(Dataset rows)
☆ ☆ ☆
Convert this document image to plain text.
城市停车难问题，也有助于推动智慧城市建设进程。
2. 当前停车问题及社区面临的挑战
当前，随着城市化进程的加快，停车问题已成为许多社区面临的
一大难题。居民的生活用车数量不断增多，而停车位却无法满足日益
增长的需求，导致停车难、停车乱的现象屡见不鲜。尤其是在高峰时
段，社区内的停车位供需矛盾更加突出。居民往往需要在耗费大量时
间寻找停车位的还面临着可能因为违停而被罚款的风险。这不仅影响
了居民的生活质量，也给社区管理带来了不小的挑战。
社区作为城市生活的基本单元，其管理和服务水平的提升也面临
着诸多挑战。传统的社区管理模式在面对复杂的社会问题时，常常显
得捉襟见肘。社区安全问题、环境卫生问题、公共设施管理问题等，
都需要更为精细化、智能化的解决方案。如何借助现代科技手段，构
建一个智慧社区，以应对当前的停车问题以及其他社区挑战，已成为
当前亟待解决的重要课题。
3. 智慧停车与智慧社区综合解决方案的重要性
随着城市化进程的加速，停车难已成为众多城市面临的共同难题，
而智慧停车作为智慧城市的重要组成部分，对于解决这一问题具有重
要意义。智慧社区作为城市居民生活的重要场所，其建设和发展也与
☆ ☆ ☆
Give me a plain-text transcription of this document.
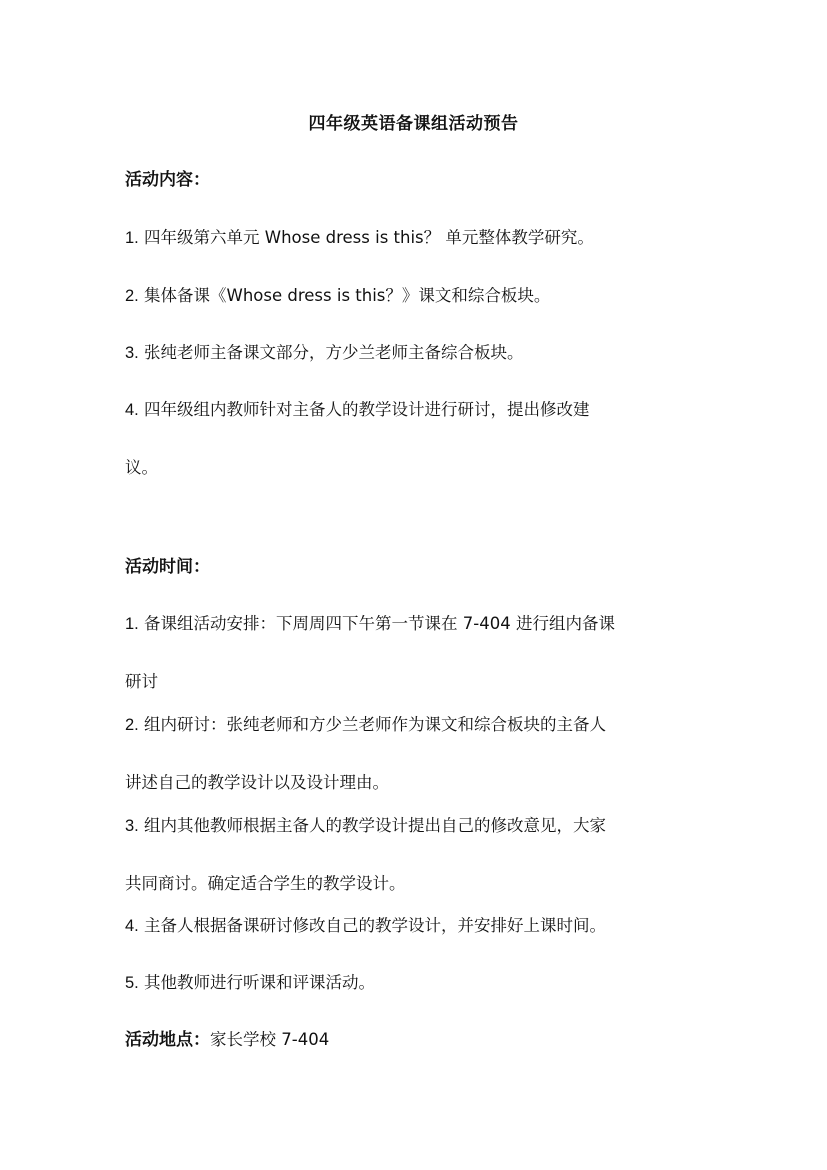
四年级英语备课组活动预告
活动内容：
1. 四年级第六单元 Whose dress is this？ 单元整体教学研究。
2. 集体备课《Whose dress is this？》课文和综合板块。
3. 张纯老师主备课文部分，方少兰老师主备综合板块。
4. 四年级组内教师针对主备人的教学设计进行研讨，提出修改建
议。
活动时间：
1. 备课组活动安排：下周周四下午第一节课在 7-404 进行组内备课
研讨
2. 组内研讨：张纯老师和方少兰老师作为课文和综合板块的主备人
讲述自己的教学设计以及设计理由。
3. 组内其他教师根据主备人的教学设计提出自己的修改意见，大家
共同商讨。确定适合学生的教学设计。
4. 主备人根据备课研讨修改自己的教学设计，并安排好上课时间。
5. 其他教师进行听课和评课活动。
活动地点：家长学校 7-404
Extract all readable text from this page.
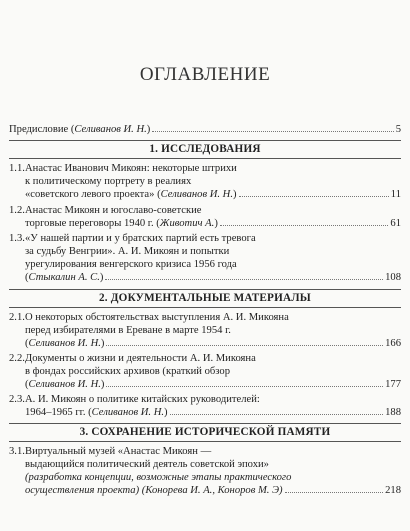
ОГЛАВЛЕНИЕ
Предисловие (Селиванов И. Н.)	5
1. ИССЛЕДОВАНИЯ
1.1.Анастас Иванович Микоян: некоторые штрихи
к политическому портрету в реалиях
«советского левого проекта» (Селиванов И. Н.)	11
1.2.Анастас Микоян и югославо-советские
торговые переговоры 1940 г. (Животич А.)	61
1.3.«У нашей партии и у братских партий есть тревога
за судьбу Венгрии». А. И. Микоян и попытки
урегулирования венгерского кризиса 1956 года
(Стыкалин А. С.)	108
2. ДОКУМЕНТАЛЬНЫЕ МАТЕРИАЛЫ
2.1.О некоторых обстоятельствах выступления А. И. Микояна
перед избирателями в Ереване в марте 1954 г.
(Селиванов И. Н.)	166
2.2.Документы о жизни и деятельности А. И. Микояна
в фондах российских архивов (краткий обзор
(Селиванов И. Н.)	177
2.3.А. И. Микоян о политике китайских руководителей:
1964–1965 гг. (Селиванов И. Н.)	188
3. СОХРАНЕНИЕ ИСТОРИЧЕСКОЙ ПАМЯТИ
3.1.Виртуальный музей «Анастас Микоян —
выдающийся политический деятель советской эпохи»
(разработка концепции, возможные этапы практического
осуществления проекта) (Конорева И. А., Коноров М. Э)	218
☆ ☆ ☆
Return each line of the data that contains the string "Анастас".

1.1.Анастас Иванович Микоян: некоторые штрихи
1.2.Анастас Микоян и югославо-советские
3.1.Виртуальный музей «Анастас Микоян —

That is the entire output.